◆ Brief:
Search the listing for the string "tương" and copy every line that contains it.

◆ Data records:

------------------------

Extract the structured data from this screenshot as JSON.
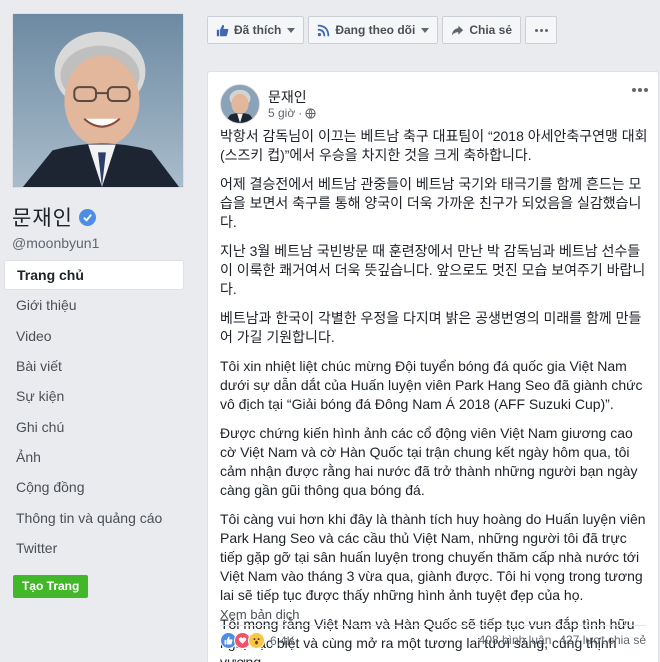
{
  "profile": {
    "name": "문재인",
    "username": "@moonbyun1"
  },
  "nav": {
    "items": [
      {
        "label": "Trang chủ",
        "active": true
      },
      {
        "label": "Giới thiệu"
      },
      {
        "label": "Video"
      },
      {
        "label": "Bài viết"
      },
      {
        "label": "Sự kiện"
      },
      {
        "label": "Ghi chú"
      },
      {
        "label": "Ảnh"
      },
      {
        "label": "Cộng đồng"
      },
      {
        "label": "Thông tin và quảng cáo"
      },
      {
        "label": "Twitter"
      }
    ],
    "create_page_label": "Tạo Trang"
  },
  "action_bar": {
    "like_label": "Đã thích",
    "follow_label": "Đang theo dõi",
    "share_label": "Chia sẻ"
  },
  "post": {
    "author": "문재인",
    "time": "5 giờ",
    "paragraphs": [
      "박항서 감독님이 이끄는 베트남 축구 대표팀이 “2018 아세안축구연맹 대회(스즈키 컵)”에서 우승을 차지한 것을 크게 축하합니다.",
      "어제 결승전에서 베트남 관중들이 베트남 국기와 태극기를 함께 흔드는 모습을 보면서 축구를 통해 양국이 더욱 가까운 친구가 되었음을 실감했습니다.",
      "지난 3월 베트남 국빈방문 때 훈련장에서 만난 박 감독님과 베트남 선수들이 이룩한 쾌거여서 더욱 뜻깊습니다. 앞으로도 멋진 모습 보여주기 바랍니다.",
      "베트남과 한국이 각별한 우정을 다지며 밝은 공생번영의 미래를 함께 만들어 가길 기원합니다.",
      "Tôi xin nhiệt liệt chúc mừng Đội tuyển bóng đá quốc gia Việt Nam dưới sự dẫn dắt của Huấn luyện viên Park Hang Seo đã giành chức vô địch tại “Giải bóng đá Đông Nam Á 2018 (AFF Suzuki Cup)”.",
      "Được chứng kiến hình ảnh các cổ động viên Việt Nam giương cao cờ Việt Nam và cờ Hàn Quốc tại trận chung kết ngày hôm qua, tôi cảm nhận được rằng hai nước đã trở thành những người bạn ngày càng gần gũi thông qua bóng đá.",
      "Tôi càng vui hơn khi đây là thành tích huy hoàng do Huấn luyện viên Park Hang Seo và các cầu thủ Việt Nam, những người tôi đã trực tiếp gặp gỡ tại sân huấn luyện trong chuyến thăm cấp nhà nước tới Việt Nam vào tháng 3 vừa qua, giành được. Tôi hi vọng trong tương lai sẽ tiếp tục được thấy những hình ảnh tuyệt đẹp của họ.",
      "Tôi mong rằng Việt Nam và Hàn Quốc sẽ tiếp tục vun đắp tình hữu nghị đặc biệt và cùng mở ra một tương lai tươi sáng, cùng thịnh vượng."
    ],
    "see_translation": "Xem bản dịch",
    "reaction_count": "6,4K",
    "comments": "408 bình luận",
    "shares": "427 lượt chia sẻ"
  },
  "colors": {
    "brand_blue": "#4267b2",
    "link_blue": "#4c8de6",
    "create_green": "#42b72a",
    "page_bg": "#e9ebee"
  },
  "icons": {
    "verified": "verified-check-icon",
    "like": "thumbs-up-icon",
    "follow": "rss-icon",
    "share": "share-arrow-icon",
    "more": "more-dots-icon",
    "privacy": "globe-icon"
  }
}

------------------------

◆ Finished answer:
      "Tôi càng vui hơn khi đây là thành tích huy hoàng do Huấn luyện viên Park Hang Seo và các cầu thủ Việt Nam, những người tôi đã trực tiếp gặp gỡ tại sân huấn luyện trong chuyến thăm cấp nhà nước tới Việt Nam vào tháng 3 vừa qua, giành được. Tôi hi vọng trong tương lai sẽ tiếp tục được thấy những hình ảnh tuyệt đẹp của họ.",
      "Tôi mong rằng Việt Nam và Hàn Quốc sẽ tiếp tục vun đắp tình hữu nghị đặc biệt và cùng mở ra một tương lai tươi sáng, cùng thịnh vượng."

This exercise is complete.